Set problem A:
From the football team page, list every field label in the summary at the top.

Page extract:
>>>

- Conference: Southern Conference
- Record: 5–5 (2–3 SoCon)
- Head coach: Jerry Claiborne (2nd season);
- Home stadium: Miles Stadium

= 1962 Virginia Tech Gobblers football team =

American college football season

The 1962 Virginia Tech Gobblers football team represented the Virginia Polytechnic Institute or VPI (now known as Virginia Polytechnic Institute and State University or Virginia Tech) as a member of the Southern Conference (SoCon) during the 1962 NCAA University Division football season. Led by second-year head coach Jerry Claiborne the Gobblers compiled an overall record of 5–5 with a mark of 2–3 in conference play, and finished sixth in the SoCon. VPI played home games at Miles Stadium in Blacksburg, Virginia.

<<<

Information given:
>>>

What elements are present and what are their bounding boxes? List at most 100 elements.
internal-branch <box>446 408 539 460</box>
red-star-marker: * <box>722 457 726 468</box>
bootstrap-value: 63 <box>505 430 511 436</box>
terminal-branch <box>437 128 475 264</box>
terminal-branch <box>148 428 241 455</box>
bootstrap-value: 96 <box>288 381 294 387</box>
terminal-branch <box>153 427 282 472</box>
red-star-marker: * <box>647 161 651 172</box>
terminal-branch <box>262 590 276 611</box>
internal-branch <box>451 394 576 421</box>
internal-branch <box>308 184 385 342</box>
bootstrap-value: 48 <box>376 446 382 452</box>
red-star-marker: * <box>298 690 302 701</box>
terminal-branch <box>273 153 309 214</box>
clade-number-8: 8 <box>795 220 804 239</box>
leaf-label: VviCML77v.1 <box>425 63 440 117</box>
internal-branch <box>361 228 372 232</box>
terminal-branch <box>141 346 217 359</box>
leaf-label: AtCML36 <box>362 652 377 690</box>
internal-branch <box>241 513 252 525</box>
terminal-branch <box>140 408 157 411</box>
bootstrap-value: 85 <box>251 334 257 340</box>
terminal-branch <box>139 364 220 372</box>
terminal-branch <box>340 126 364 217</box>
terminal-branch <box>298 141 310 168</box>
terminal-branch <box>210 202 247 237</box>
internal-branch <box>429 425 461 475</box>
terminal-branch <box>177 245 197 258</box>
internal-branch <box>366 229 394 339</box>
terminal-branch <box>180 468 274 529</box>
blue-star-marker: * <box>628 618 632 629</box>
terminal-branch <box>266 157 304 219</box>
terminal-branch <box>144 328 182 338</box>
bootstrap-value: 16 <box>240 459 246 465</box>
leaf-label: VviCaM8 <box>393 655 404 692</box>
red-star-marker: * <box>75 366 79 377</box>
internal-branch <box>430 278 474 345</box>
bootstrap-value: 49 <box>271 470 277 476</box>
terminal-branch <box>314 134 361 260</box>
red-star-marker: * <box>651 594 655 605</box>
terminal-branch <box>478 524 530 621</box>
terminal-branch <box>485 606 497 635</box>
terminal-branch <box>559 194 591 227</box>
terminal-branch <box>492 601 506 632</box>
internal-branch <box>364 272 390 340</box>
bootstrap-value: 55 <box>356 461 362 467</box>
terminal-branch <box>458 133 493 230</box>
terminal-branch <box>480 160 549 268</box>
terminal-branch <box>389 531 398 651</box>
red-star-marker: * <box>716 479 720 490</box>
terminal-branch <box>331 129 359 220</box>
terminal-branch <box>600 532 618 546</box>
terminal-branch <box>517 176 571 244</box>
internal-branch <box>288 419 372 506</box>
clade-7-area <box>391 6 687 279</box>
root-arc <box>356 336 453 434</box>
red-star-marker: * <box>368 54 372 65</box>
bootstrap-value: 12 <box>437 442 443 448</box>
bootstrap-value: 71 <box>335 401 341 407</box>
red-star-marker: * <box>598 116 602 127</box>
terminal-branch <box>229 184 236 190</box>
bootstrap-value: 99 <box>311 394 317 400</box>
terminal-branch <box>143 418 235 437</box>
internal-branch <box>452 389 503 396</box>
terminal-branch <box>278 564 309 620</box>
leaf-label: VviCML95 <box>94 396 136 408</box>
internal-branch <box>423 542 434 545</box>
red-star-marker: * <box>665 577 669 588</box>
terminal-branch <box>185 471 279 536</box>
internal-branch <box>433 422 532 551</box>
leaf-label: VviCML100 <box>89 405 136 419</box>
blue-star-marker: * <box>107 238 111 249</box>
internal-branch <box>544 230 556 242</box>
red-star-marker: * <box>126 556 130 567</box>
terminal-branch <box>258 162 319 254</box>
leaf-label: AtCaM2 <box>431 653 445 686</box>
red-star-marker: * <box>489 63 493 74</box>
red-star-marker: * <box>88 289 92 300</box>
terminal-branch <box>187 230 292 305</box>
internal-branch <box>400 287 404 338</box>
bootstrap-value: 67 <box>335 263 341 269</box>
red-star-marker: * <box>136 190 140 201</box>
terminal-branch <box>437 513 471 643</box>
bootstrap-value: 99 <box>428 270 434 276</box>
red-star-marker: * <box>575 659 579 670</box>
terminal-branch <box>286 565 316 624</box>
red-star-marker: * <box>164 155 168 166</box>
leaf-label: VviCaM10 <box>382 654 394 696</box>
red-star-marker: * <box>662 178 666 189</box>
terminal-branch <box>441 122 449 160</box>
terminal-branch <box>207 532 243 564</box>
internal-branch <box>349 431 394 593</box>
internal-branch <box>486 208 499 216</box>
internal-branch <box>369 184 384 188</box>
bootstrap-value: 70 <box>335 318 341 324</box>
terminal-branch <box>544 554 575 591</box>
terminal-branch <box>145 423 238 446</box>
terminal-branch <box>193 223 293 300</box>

<<<

Set problem B:
Swap "elements" for "objects" in the records, covering only the stretch from the start of the records through the line containing "terminal-branch <box>437 128 475 264</box>", with everything else unchanged.

Complete output A:
Conference, Record, Head coach, Home stadium

Complete output B:
What objects are present and what are their bounding boxes? List at most 100 objects.
internal-branch <box>446 408 539 460</box>
red-star-marker: * <box>722 457 726 468</box>
bootstrap-value: 63 <box>505 430 511 436</box>
terminal-branch <box>437 128 475 264</box>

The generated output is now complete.